■ GIVEN PROBLEM
Show every line where "this" occurs.
:: MATERIAL SUPPLIED
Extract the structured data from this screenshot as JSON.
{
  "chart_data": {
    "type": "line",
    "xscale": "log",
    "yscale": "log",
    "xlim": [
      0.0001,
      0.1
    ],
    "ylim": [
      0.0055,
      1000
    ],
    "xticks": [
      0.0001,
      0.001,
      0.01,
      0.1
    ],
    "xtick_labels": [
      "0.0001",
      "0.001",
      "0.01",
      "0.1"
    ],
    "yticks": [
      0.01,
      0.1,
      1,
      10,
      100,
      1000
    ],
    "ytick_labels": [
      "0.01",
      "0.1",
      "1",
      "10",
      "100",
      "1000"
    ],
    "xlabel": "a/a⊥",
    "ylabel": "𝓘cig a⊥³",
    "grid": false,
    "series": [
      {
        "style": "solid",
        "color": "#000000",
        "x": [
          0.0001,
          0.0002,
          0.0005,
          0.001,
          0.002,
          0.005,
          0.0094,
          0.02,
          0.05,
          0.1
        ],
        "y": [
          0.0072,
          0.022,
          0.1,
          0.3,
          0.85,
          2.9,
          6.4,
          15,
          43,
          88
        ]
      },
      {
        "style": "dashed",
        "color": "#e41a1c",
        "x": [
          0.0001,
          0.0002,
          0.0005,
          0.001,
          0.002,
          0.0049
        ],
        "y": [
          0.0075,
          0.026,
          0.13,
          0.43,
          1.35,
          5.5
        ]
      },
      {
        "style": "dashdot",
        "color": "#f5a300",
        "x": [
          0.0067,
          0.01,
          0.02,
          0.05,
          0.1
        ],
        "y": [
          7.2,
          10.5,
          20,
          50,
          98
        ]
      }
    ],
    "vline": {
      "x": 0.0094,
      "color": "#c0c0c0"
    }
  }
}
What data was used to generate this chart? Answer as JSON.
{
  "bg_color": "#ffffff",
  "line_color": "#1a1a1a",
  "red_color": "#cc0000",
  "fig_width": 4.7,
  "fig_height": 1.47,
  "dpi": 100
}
::::
■ CORRECT ANSWER
Extract the structured data from this screenshot as JSON.
What data was used to generate this chart? Answer as JSON.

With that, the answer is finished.